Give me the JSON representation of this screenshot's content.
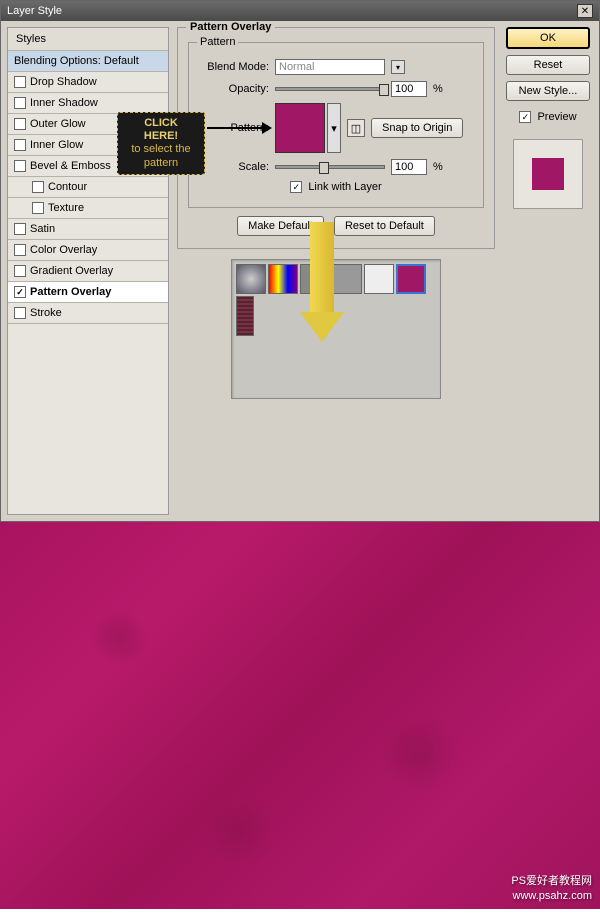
{
  "title": "Layer Style",
  "callout": {
    "title": "CLICK HERE!",
    "text": "to select the pattern"
  },
  "styles": {
    "header": "Styles",
    "blending": "Blending Options: Default",
    "items": [
      {
        "label": "Drop Shadow",
        "checked": false
      },
      {
        "label": "Inner Shadow",
        "checked": false
      },
      {
        "label": "Outer Glow",
        "checked": false
      },
      {
        "label": "Inner Glow",
        "checked": false
      },
      {
        "label": "Bevel & Emboss",
        "checked": false
      },
      {
        "label": "Contour",
        "checked": false,
        "indent": true
      },
      {
        "label": "Texture",
        "checked": false,
        "indent": true
      },
      {
        "label": "Satin",
        "checked": false
      },
      {
        "label": "Color Overlay",
        "checked": false
      },
      {
        "label": "Gradient Overlay",
        "checked": false
      },
      {
        "label": "Pattern Overlay",
        "checked": true,
        "selected": true
      },
      {
        "label": "Stroke",
        "checked": false
      }
    ]
  },
  "pattern_overlay": {
    "section_title": "Pattern Overlay",
    "inner_title": "Pattern",
    "blend_mode_label": "Blend Mode:",
    "blend_mode_value": "Normal",
    "opacity_label": "Opacity:",
    "opacity_value": "100",
    "opacity_unit": "%",
    "pattern_label": "Pattern:",
    "snap_btn": "Snap to Origin",
    "scale_label": "Scale:",
    "scale_value": "100",
    "scale_unit": "%",
    "link_label": "Link with Layer",
    "link_checked": true,
    "make_default": "Make Default",
    "reset_default": "Reset to Default"
  },
  "buttons": {
    "ok": "OK",
    "reset": "Reset",
    "new_style": "New Style...",
    "preview": "Preview",
    "preview_checked": true
  },
  "pattern_swatch_color": "#a01865",
  "watermark": {
    "line1": "PS爱好者教程网",
    "line2": "www.psahz.com"
  }
}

_PROBLEM REQUIREMENTS_. Repeat the listing above exactly, with no pictures.

_OUTPUT OF THE TASK_.
Give me the JSON representation of this screenshot's content.
{
  "title": "Layer Style",
  "callout": {
    "title": "CLICK HERE!",
    "text": "to select the pattern"
  },
  "styles": {
    "header": "Styles",
    "blending": "Blending Options: Default",
    "items": [
      {
        "label": "Drop Shadow",
        "checked": false
      },
      {
        "label": "Inner Shadow",
        "checked": false
      },
      {
        "label": "Outer Glow",
        "checked": false
      },
      {
        "label": "Inner Glow",
        "checked": false
      },
      {
        "label": "Bevel & Emboss",
        "checked": false
      },
      {
        "label": "Contour",
        "checked": false,
        "indent": true
      },
      {
        "label": "Texture",
        "checked": false,
        "indent": true
      },
      {
        "label": "Satin",
        "checked": false
      },
      {
        "label": "Color Overlay",
        "checked": false
      },
      {
        "label": "Gradient Overlay",
        "checked": false
      },
      {
        "label": "Pattern Overlay",
        "checked": true,
        "selected": true
      },
      {
        "label": "Stroke",
        "checked": false
      }
    ]
  },
  "pattern_overlay": {
    "section_title": "Pattern Overlay",
    "inner_title": "Pattern",
    "blend_mode_label": "Blend Mode:",
    "blend_mode_value": "Normal",
    "opacity_label": "Opacity:",
    "opacity_value": "100",
    "opacity_unit": "%",
    "pattern_label": "Pattern:",
    "snap_btn": "Snap to Origin",
    "scale_label": "Scale:",
    "scale_value": "100",
    "scale_unit": "%",
    "link_label": "Link with Layer",
    "link_checked": true,
    "make_default": "Make Default",
    "reset_default": "Reset to Default"
  },
  "buttons": {
    "ok": "OK",
    "reset": "Reset",
    "new_style": "New Style...",
    "preview": "Preview",
    "preview_checked": true
  },
  "pattern_swatch_color": "#a01865",
  "watermark": {
    "line1": "PS爱好者教程网",
    "line2": "www.psahz.com"
  }
}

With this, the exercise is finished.